What the task asks.
Determine how many lines include the string "Renewable". Output that number only.

---+---

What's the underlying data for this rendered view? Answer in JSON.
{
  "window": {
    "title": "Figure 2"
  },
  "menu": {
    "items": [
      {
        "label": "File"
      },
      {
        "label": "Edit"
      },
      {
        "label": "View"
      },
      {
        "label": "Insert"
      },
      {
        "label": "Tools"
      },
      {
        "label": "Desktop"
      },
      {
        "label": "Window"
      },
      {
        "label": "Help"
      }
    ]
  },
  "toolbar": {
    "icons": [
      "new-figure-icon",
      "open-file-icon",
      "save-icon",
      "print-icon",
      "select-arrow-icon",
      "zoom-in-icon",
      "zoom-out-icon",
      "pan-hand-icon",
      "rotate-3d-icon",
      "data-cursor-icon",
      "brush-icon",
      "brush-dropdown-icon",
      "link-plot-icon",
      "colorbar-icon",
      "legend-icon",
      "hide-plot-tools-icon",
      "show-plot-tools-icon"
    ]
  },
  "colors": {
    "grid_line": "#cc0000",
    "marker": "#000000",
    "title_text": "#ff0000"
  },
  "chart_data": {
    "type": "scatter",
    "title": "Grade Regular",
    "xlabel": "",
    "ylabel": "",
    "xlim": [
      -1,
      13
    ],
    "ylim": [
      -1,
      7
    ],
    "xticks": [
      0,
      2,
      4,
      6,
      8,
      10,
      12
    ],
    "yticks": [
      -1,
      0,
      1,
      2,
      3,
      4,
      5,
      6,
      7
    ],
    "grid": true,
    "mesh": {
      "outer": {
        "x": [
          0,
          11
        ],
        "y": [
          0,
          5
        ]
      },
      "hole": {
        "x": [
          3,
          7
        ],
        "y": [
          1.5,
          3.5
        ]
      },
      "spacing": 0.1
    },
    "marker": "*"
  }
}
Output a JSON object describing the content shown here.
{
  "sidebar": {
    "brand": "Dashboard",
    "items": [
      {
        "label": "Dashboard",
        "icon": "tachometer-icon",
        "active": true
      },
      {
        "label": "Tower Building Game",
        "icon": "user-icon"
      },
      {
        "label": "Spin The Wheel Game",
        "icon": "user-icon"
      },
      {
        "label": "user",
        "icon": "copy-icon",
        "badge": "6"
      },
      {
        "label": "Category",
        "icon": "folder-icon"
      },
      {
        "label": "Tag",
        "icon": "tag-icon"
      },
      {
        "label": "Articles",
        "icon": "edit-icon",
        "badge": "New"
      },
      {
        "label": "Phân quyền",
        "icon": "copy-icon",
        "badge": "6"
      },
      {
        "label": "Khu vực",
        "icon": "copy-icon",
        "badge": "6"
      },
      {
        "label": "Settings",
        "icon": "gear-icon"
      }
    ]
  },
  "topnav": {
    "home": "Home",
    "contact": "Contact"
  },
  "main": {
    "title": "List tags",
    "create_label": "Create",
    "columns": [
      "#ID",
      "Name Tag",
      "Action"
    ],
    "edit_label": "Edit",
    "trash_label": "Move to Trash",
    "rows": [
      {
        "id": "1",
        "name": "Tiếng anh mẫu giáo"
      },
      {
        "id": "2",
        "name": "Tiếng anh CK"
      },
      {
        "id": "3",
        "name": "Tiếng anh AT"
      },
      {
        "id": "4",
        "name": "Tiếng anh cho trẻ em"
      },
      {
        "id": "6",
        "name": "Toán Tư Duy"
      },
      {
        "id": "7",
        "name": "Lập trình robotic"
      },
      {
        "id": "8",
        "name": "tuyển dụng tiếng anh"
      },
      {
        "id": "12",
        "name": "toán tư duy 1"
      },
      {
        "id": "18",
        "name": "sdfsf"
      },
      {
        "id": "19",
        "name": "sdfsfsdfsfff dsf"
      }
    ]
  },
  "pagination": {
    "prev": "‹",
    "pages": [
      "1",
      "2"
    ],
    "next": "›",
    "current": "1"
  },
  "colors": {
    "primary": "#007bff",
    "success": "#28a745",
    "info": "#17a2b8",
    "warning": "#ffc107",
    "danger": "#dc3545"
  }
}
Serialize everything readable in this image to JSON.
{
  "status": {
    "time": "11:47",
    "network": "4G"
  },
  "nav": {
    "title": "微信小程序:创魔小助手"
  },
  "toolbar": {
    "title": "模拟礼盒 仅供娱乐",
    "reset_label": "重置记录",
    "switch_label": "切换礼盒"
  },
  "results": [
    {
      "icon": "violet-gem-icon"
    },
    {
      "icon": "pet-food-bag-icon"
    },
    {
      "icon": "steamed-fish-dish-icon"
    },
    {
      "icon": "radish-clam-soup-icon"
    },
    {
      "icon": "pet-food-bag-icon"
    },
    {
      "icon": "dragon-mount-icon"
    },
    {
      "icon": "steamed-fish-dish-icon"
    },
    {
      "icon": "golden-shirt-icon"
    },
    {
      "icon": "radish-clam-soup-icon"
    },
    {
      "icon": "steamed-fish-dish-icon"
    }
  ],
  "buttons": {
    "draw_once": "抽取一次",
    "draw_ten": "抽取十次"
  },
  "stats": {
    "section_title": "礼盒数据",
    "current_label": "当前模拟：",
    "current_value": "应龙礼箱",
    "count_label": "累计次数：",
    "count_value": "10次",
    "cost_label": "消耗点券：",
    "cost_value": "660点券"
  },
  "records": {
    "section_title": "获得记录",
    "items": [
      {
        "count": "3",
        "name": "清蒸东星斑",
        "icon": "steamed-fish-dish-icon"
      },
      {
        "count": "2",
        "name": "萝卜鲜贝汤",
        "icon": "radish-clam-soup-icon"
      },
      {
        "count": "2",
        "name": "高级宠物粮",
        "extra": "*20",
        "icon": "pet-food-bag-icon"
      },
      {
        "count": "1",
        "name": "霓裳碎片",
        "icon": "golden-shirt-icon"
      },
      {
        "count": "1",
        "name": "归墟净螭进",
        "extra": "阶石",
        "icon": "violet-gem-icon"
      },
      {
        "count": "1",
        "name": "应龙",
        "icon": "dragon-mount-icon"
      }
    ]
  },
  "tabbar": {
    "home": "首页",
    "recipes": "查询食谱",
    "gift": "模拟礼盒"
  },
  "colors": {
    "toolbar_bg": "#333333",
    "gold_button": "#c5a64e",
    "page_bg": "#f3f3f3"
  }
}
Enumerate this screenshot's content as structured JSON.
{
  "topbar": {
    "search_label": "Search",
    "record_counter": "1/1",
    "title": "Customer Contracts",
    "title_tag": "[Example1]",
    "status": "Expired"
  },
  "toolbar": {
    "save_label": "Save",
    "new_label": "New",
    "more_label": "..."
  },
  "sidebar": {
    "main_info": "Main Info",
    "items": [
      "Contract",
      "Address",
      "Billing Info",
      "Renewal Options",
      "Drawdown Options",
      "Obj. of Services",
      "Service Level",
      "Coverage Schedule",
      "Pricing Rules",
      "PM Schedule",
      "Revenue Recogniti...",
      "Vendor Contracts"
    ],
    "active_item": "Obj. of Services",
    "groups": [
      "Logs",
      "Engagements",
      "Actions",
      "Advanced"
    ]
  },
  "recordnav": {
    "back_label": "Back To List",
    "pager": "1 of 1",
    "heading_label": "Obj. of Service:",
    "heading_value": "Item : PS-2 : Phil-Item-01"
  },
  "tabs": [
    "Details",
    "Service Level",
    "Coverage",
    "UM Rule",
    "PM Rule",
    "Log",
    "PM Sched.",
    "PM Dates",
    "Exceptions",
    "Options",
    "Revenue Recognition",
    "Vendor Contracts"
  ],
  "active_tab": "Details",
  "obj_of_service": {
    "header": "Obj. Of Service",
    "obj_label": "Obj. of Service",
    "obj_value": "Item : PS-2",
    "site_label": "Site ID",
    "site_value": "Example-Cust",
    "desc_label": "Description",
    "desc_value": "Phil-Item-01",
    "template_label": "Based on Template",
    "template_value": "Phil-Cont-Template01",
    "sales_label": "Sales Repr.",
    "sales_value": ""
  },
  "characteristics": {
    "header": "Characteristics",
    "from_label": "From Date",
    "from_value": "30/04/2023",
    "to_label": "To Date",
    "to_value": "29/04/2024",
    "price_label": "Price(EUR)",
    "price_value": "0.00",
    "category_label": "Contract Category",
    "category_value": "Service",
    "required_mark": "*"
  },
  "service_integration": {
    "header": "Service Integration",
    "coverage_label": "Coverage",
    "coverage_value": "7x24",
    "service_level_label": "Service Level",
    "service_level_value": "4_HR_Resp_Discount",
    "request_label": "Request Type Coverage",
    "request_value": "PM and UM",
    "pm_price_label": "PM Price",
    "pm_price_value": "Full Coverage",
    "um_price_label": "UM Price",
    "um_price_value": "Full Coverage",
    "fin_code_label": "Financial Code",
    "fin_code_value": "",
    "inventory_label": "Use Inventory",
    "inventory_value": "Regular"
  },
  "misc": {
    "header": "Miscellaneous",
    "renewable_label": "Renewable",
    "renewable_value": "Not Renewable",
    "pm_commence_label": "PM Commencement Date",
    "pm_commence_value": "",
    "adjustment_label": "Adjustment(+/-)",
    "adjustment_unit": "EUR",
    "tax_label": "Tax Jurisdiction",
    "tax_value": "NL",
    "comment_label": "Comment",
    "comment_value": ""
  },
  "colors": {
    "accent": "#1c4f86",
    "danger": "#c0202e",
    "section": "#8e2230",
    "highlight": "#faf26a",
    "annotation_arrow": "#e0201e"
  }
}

---+---

Exercise answer.
2